— Exercise —
Write out the rows below as a numbered list, starting at the first row and ending at the row that contains "weekday-header-2: 火 bbox=[482, 251, 512, 286]", with both included. Leave out any blank lines.

___

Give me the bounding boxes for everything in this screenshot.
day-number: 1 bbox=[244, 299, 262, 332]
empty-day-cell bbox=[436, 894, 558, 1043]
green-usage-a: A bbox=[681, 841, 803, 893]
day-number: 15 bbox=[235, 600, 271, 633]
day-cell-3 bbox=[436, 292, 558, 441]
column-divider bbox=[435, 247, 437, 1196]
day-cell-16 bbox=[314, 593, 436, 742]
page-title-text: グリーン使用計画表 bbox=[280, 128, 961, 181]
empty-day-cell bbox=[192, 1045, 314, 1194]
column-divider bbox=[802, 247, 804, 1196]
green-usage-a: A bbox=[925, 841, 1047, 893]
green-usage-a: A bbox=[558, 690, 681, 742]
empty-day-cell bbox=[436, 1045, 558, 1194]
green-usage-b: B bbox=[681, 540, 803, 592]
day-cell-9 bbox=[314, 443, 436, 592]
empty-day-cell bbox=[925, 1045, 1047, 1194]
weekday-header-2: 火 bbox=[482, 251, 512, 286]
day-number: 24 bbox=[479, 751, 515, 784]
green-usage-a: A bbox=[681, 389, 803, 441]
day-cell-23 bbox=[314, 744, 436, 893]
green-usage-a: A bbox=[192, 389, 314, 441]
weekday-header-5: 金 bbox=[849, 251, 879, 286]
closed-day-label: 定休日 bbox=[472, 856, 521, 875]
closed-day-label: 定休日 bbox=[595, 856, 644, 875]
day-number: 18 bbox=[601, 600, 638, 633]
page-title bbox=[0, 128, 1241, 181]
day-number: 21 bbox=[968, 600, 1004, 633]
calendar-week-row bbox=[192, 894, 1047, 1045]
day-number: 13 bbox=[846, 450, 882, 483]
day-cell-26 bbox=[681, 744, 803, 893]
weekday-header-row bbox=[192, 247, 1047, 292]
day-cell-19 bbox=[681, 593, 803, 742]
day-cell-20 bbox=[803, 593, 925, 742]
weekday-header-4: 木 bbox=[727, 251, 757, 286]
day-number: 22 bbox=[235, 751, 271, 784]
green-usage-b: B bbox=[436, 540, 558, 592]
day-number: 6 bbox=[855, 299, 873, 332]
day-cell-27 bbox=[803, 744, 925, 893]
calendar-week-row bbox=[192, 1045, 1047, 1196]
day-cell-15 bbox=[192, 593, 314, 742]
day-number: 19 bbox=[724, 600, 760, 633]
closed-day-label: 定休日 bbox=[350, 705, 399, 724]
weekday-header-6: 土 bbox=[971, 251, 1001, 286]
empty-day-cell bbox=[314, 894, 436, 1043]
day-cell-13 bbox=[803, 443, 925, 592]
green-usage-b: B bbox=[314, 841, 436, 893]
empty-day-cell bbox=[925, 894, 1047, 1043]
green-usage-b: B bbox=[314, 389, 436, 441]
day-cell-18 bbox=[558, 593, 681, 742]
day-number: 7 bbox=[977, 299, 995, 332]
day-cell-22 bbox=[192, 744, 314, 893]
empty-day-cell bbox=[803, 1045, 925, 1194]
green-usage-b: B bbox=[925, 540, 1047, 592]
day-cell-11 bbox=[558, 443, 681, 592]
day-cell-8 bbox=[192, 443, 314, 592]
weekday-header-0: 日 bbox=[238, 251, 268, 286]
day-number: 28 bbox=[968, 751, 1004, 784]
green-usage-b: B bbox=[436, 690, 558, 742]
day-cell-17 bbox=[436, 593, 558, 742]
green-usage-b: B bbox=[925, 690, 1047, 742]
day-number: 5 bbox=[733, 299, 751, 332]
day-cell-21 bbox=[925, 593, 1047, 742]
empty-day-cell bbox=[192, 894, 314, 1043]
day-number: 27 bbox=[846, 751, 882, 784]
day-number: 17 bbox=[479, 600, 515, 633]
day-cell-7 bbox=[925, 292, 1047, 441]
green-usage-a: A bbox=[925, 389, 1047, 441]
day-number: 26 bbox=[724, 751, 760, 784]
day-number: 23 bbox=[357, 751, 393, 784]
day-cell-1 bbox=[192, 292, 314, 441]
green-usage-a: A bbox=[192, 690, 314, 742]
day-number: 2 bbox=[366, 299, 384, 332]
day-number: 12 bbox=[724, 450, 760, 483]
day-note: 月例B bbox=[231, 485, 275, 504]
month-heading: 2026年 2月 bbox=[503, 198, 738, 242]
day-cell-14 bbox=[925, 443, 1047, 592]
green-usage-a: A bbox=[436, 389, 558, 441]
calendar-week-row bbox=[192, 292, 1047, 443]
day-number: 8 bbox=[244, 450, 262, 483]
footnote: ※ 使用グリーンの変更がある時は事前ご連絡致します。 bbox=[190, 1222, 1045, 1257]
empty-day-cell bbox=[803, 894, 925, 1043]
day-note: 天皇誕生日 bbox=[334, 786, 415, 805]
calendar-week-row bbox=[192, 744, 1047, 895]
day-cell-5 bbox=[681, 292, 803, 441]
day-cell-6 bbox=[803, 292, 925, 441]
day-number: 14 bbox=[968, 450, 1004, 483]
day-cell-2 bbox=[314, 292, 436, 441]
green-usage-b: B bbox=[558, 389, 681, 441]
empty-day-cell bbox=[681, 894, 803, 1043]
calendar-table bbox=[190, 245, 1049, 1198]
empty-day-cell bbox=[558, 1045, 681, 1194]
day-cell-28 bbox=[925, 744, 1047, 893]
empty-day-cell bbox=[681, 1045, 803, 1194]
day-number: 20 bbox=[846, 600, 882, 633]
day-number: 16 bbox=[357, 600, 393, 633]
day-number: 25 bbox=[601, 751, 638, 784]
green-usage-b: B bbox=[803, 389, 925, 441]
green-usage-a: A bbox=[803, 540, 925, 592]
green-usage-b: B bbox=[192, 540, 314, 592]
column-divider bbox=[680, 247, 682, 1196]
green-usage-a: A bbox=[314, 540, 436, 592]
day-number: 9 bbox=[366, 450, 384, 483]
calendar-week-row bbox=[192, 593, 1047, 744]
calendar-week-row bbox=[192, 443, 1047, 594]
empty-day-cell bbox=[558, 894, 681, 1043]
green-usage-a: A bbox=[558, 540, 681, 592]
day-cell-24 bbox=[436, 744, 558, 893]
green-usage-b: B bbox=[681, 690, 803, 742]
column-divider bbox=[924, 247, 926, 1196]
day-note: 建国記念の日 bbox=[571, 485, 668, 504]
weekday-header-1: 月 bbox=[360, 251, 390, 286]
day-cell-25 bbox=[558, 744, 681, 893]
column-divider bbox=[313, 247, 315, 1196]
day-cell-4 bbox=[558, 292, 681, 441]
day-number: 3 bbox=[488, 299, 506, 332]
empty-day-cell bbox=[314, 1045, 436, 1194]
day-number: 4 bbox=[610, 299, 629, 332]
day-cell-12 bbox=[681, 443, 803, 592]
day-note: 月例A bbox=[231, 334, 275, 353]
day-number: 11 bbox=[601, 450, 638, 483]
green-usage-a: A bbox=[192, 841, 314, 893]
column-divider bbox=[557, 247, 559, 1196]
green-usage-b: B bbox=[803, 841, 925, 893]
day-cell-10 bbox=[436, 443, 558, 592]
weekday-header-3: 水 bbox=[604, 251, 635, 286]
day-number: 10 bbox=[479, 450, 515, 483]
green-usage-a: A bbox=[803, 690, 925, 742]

___

— Correct response —
1. Give me the bounding boxes for everything in this screenshot.
2. day-number: 1 bbox=[244, 299, 262, 332]
3. empty-day-cell bbox=[436, 894, 558, 1043]
4. green-usage-a: A bbox=[681, 841, 803, 893]
5. day-number: 15 bbox=[235, 600, 271, 633]
6. day-cell-3 bbox=[436, 292, 558, 441]
7. column-divider bbox=[435, 247, 437, 1196]
8. day-cell-16 bbox=[314, 593, 436, 742]
9. page-title-text: グリーン使用計画表 bbox=[280, 128, 961, 181]
10. empty-day-cell bbox=[192, 1045, 314, 1194]
11. column-divider bbox=[802, 247, 804, 1196]
12. green-usage-a: A bbox=[925, 841, 1047, 893]
13. green-usage-a: A bbox=[558, 690, 681, 742]
14. empty-day-cell bbox=[436, 1045, 558, 1194]
15. green-usage-b: B bbox=[681, 540, 803, 592]
16. day-cell-9 bbox=[314, 443, 436, 592]
17. empty-day-cell bbox=[925, 1045, 1047, 1194]
18. weekday-header-2: 火 bbox=[482, 251, 512, 286]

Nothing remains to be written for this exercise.